■ **Written instruction**:
Both boundary lines count: repeat, exactly and alone, the lines from the one containing "Output a JSON" to the one containing "What's the underlying", with pictures left out.
◆ ◆ ◆
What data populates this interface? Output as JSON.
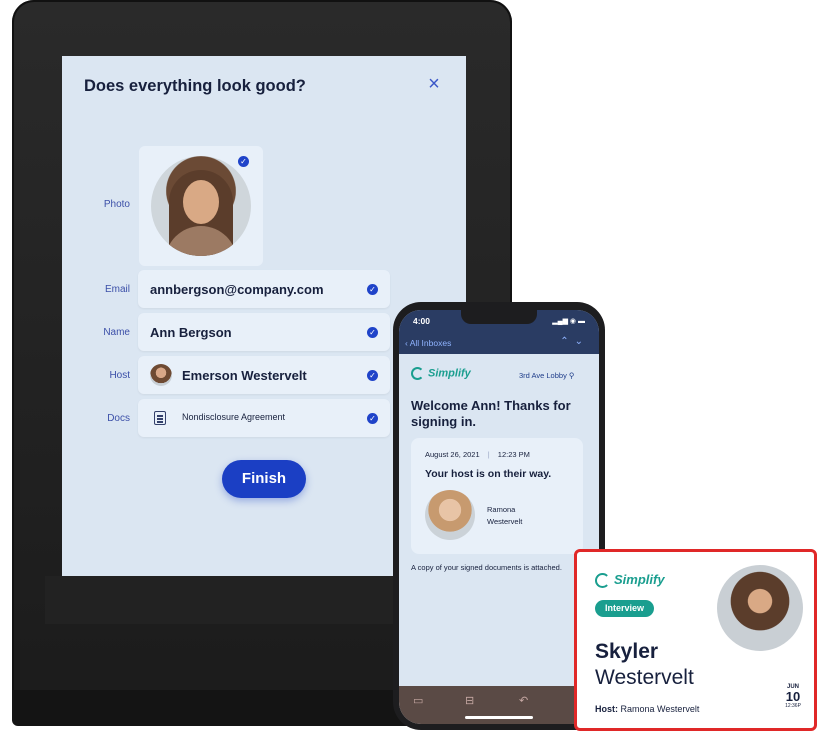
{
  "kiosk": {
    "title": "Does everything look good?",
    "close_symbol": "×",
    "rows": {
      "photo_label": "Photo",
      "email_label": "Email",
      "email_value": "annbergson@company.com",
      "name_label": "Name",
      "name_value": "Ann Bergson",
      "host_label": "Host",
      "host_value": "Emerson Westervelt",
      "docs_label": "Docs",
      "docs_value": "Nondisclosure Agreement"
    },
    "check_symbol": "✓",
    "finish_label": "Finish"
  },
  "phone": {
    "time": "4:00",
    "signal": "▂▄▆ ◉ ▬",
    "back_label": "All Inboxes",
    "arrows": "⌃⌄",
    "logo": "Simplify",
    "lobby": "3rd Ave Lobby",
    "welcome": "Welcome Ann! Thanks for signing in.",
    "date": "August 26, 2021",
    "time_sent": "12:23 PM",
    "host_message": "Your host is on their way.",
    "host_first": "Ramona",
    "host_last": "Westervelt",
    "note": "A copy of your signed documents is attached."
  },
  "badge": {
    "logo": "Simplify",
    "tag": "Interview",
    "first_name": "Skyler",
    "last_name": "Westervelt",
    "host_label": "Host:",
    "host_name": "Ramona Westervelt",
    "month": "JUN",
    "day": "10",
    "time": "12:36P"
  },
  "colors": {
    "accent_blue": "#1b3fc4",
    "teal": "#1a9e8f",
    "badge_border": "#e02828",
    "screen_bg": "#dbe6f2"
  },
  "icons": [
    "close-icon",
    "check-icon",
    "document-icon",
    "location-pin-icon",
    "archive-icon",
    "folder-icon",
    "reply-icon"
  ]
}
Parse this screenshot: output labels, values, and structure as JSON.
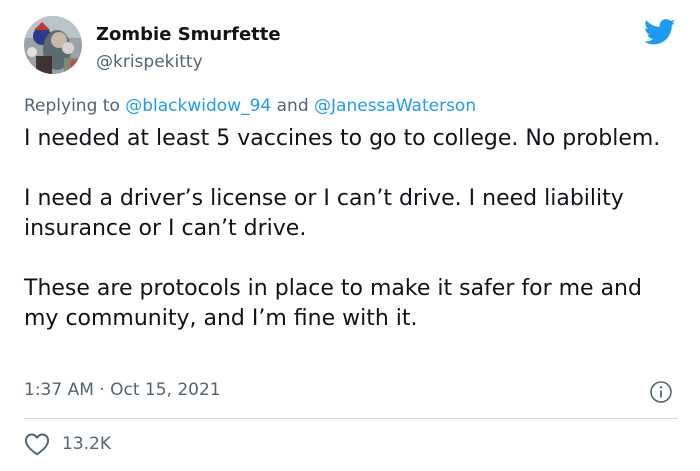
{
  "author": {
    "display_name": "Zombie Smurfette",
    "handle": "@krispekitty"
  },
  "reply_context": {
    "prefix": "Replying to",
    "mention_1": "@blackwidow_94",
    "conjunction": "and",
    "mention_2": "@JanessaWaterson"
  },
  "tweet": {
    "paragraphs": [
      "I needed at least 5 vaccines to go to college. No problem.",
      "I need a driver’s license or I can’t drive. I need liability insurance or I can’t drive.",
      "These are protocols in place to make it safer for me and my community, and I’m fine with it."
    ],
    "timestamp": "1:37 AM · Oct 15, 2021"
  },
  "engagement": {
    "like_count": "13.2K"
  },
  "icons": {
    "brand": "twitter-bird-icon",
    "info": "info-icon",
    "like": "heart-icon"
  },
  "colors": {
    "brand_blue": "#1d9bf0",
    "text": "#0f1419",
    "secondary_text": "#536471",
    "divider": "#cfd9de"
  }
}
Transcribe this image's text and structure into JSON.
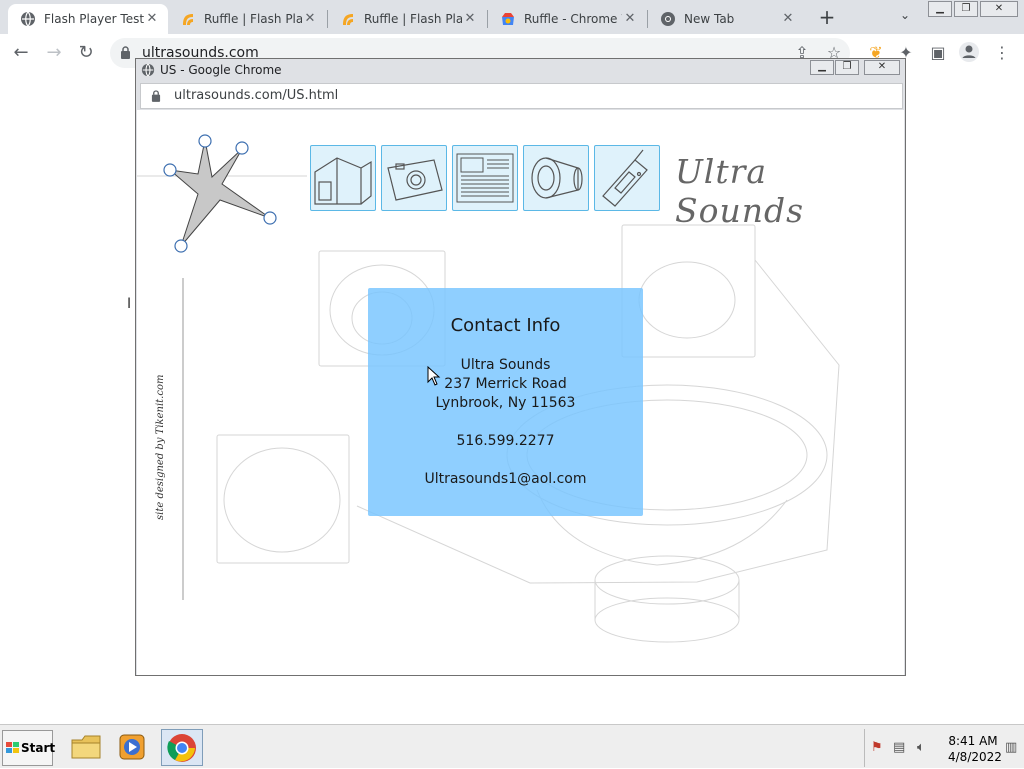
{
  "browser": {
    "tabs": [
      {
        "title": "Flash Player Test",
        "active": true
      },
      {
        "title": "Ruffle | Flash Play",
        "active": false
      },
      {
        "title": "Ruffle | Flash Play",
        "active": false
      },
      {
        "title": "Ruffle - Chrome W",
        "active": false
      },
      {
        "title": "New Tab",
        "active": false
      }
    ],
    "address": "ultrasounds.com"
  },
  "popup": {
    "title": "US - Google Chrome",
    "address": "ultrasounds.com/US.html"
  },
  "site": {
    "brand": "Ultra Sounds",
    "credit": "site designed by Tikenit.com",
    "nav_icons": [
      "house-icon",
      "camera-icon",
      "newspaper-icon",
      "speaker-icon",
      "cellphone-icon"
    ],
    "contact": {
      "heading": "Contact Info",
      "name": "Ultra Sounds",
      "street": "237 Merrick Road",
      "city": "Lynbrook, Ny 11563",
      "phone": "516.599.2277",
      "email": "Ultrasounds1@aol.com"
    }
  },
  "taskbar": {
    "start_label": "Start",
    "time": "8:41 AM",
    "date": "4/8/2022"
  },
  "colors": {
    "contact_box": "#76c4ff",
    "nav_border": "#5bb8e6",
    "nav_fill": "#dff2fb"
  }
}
◆ ◆ ◆
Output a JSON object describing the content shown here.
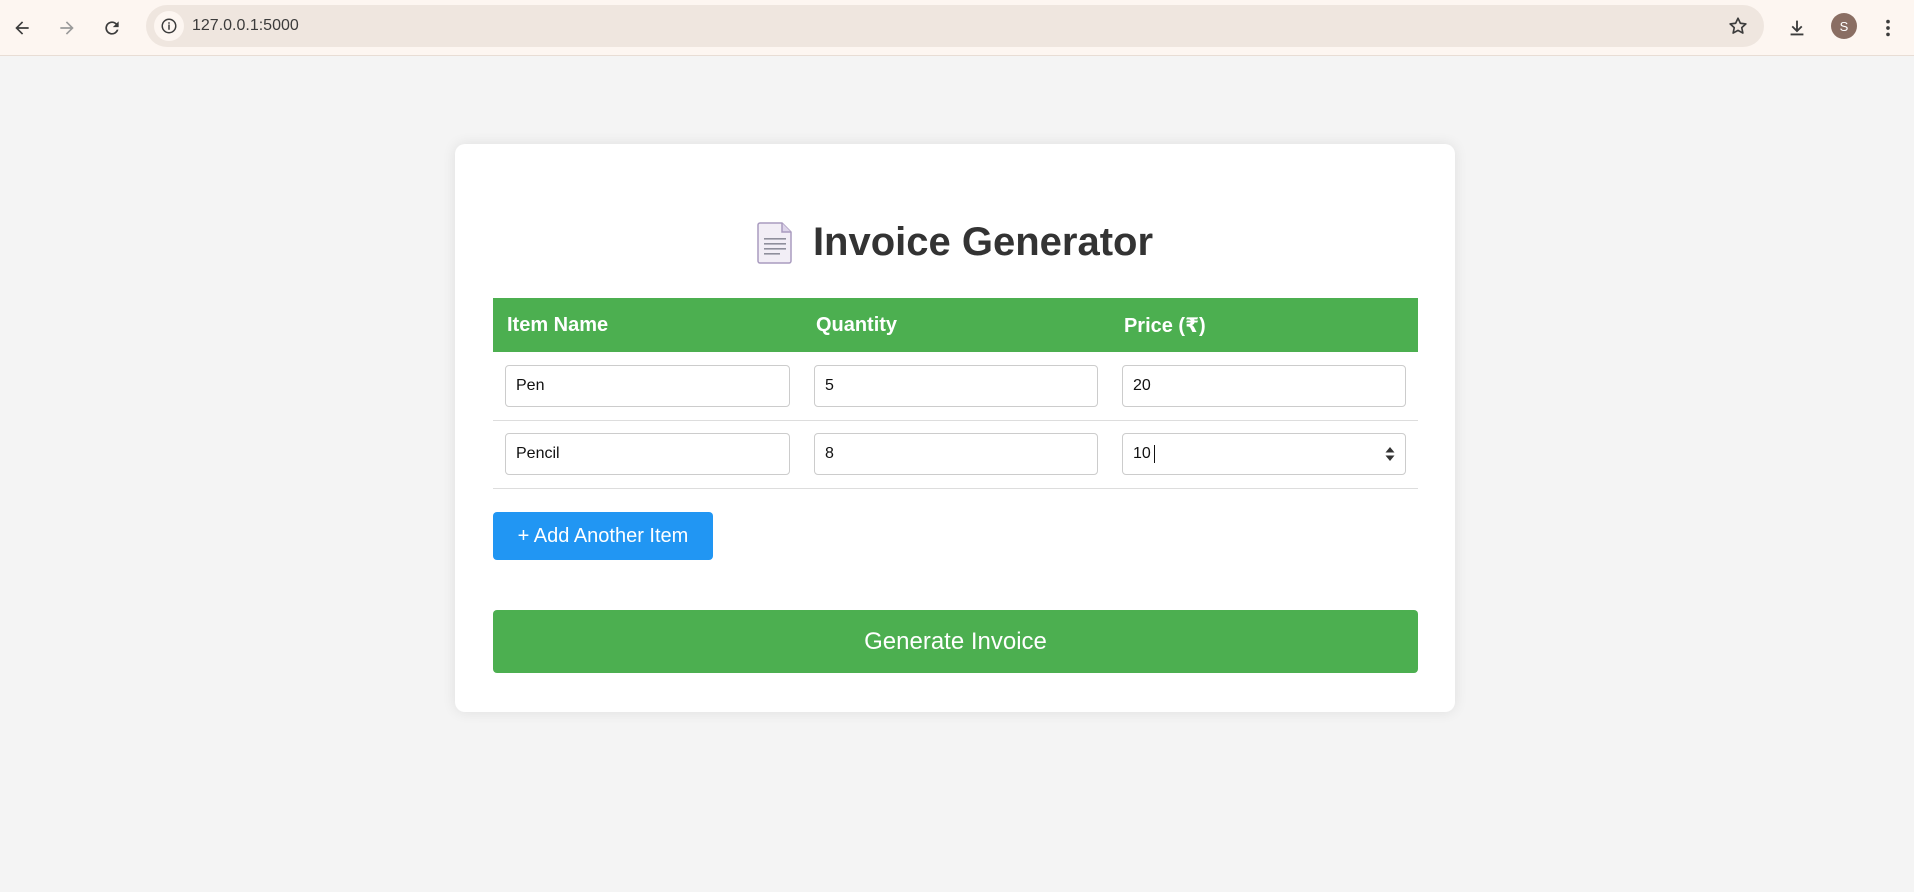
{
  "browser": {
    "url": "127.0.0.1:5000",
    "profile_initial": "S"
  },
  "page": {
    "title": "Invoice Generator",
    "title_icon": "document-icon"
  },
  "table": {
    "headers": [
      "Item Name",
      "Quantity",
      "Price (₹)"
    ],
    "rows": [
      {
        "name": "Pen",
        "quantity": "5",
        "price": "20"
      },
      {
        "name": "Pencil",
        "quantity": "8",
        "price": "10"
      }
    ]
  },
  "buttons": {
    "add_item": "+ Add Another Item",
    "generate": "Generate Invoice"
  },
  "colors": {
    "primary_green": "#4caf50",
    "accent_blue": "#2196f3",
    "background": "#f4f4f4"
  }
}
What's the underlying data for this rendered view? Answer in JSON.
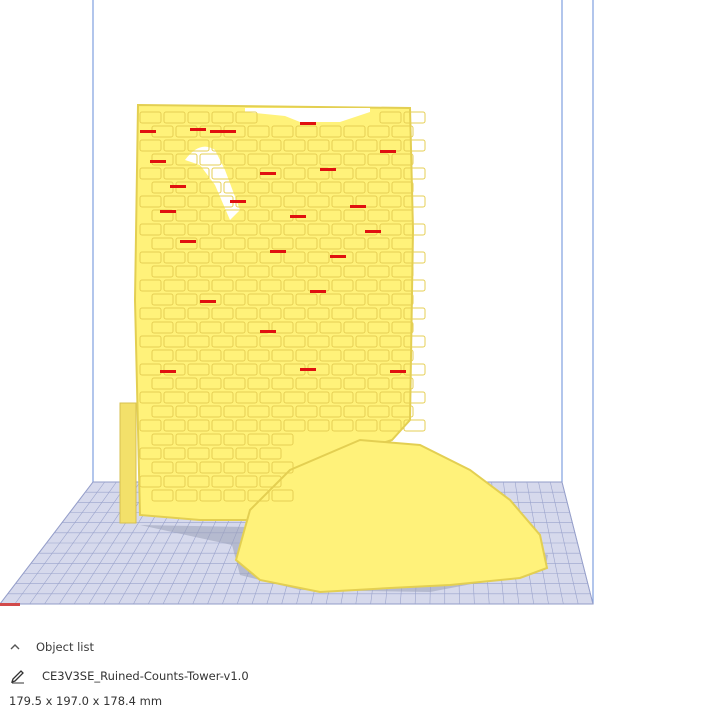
◆ ◆ ◆
■ **Solution to this problem**:
Output a JSON object describing the content shown here.
{
  "browser": {
    "url": "127.0.0.1:5000",
    "profile_initial": "S"
  },
  "page": {
    "title": "Invoice Generator",
    "title_icon": "document-icon"
  },
  "table": {
    "headers": [
      "Item Name",
      "Quantity",
      "Price (₹)"
    ],
    "rows": [
      {
        "name": "Pen",
        "quantity": "5",
        "price": "20"
      },
      {
        "name": "Pencil",
        "quantity": "8",
        "price": "10"
      }
    ]
  },
  "buttons": {
    "add_item": "+ Add Another Item",
    "generate": "Generate Invoice"
  },
  "colors": {
    "primary_green": "#4caf50",
    "accent_blue": "#2196f3",
    "background": "#f4f4f4"
  }
}
What's the underlying data for this rendered view? Answer in JSON.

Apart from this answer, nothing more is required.